==== Task material ====

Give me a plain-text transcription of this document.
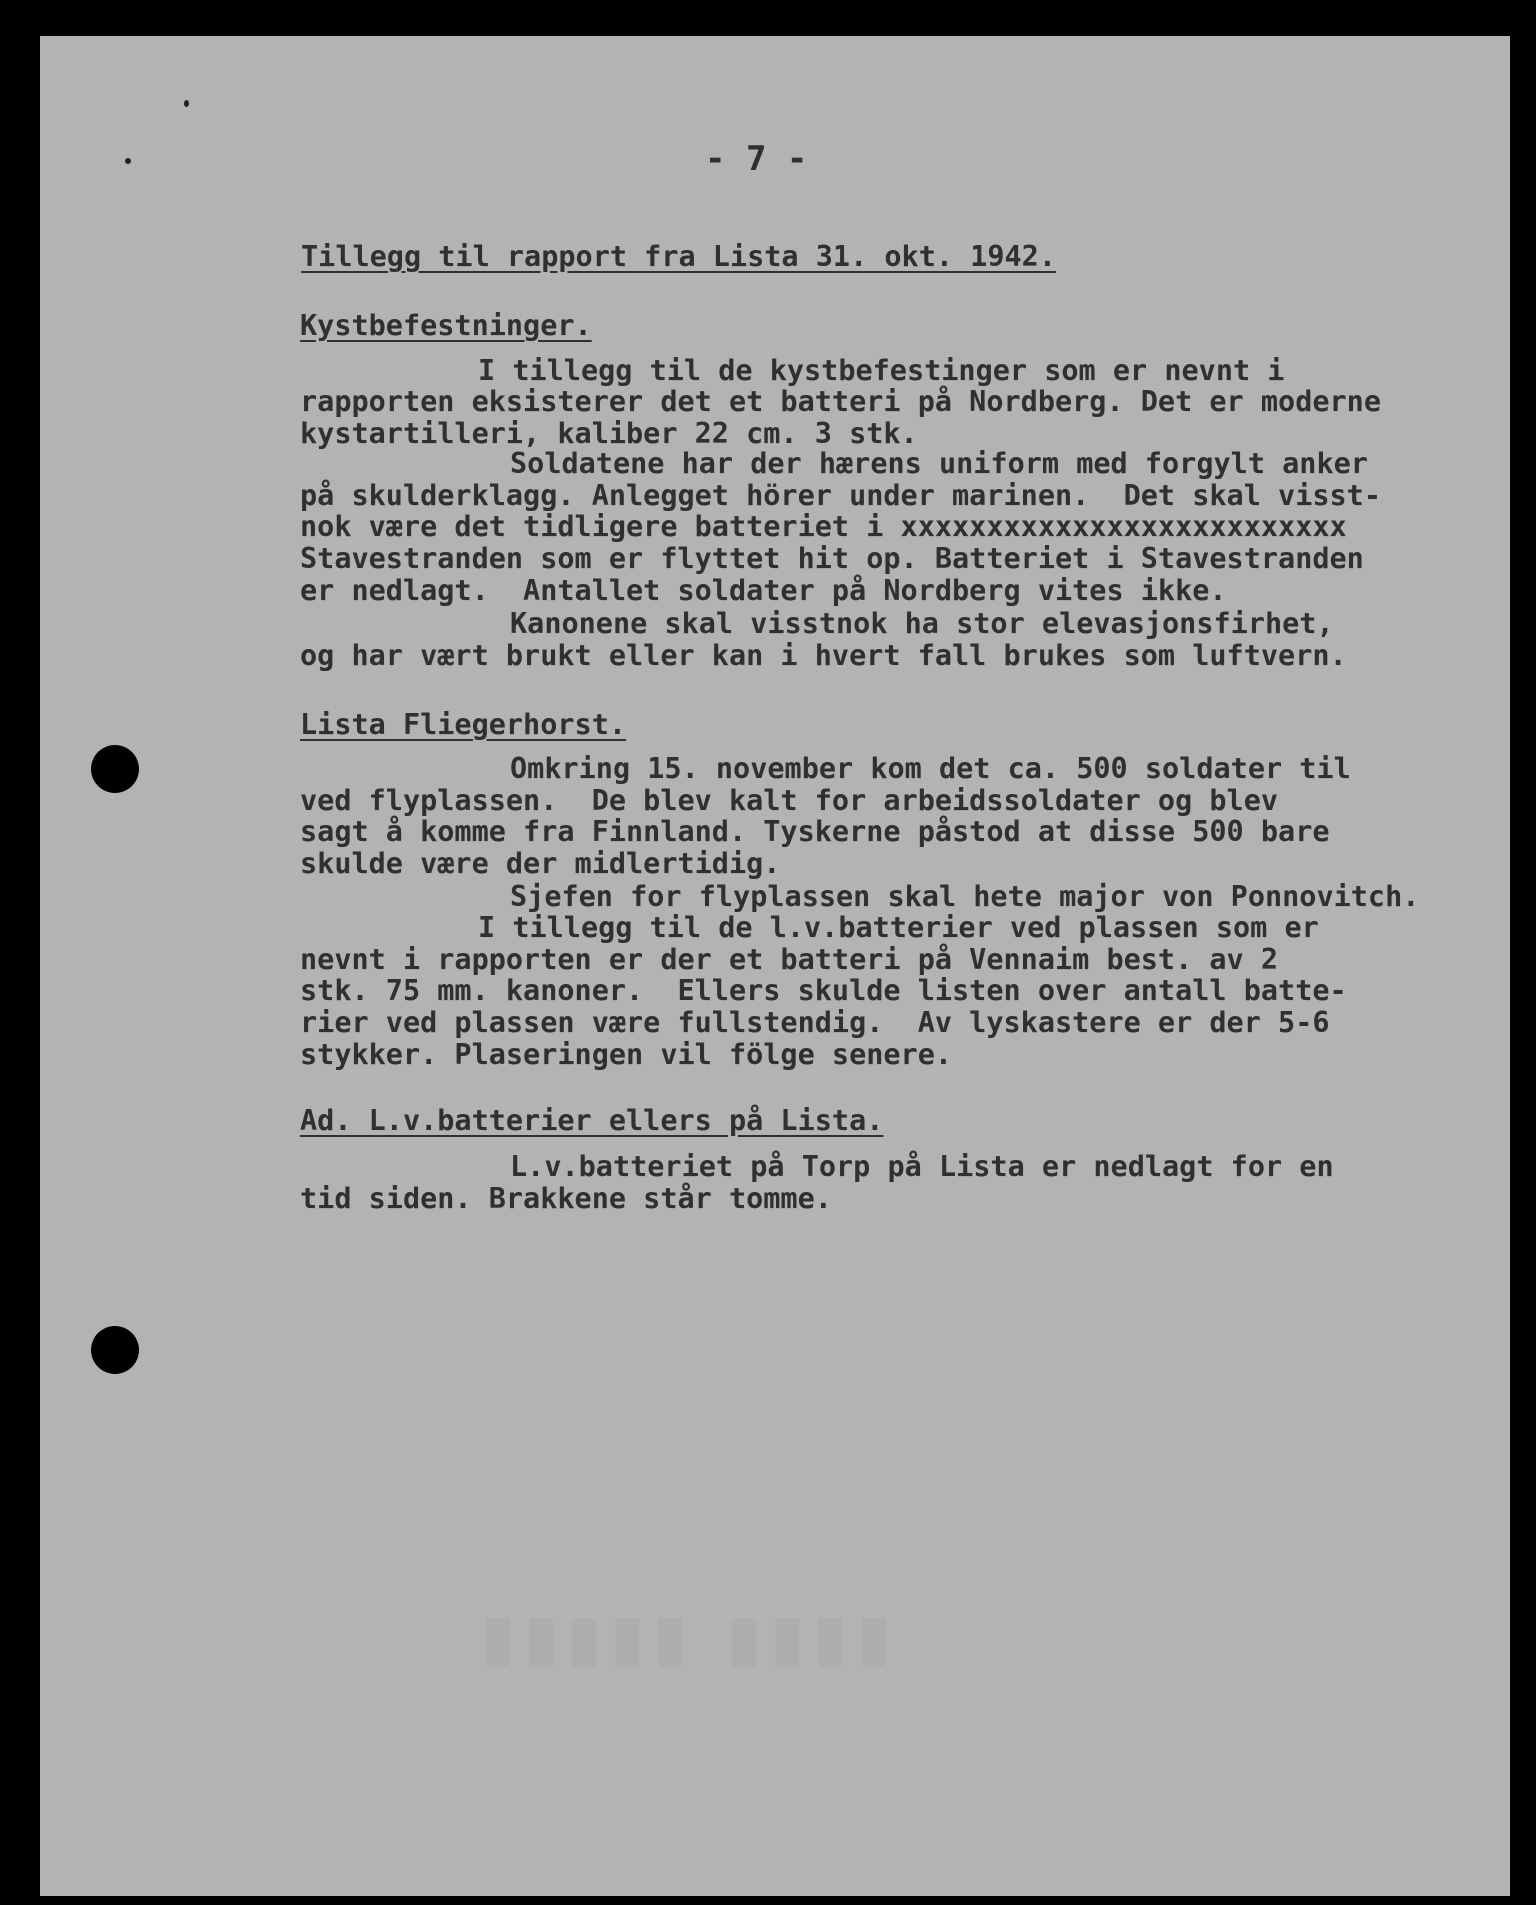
▮▮▮▮▮ ▮▮▮▮
- 7 -
Tillegg til rapport fra Lista 31. okt. 1942.
Kystbefestninger.
I tillegg til de kystbefestinger som er nevnt i
rapporten eksisterer det et batteri på Nordberg. Det er moderne
kystartilleri, kaliber 22 cm. 3 stk.
Soldatene har der hærens uniform med forgylt anker
på skulderklagg. Anlegget hörer under marinen.  Det skal visst-
nok være det tidligere batteriet i xxxxxxxxxxxxxxxxxxxxxxxxxx
Stavestranden som er flyttet hit op. Batteriet i Stavestranden
er nedlagt.  Antallet soldater på Nordberg vites ikke.
Kanonene skal visstnok ha stor elevasjonsfirhet,
og har vært brukt eller kan i hvert fall brukes som luftvern.
Lista Fliegerhorst.
Omkring 15. november kom det ca. 500 soldater til
ved flyplassen.  De blev kalt for arbeidssoldater og blev
sagt å komme fra Finnland. Tyskerne påstod at disse 500 bare
skulde være der midlertidig.
Sjefen for flyplassen skal hete major von Ponnovitch.
I tillegg til de l.v.batterier ved plassen som er
nevnt i rapporten er der et batteri på Vennaim best. av 2
stk. 75 mm. kanoner.  Ellers skulde listen over antall batte-
rier ved plassen være fullstendig.  Av lyskastere er der 5-6
stykker. Plaseringen vil fölge senere.
Ad. L.v.batterier ellers på Lista.
L.v.batteriet på Torp på Lista er nedlagt for en
tid siden. Brakkene står tomme.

====

◆ Given instruction ◆
Where does the word "Nordberg" appear? Return each line that holds it.

◆ Correct result ◆
rapporten eksisterer det et batteri på Nordberg. Det er moderne
er nedlagt.  Antallet soldater på Nordberg vites ikke.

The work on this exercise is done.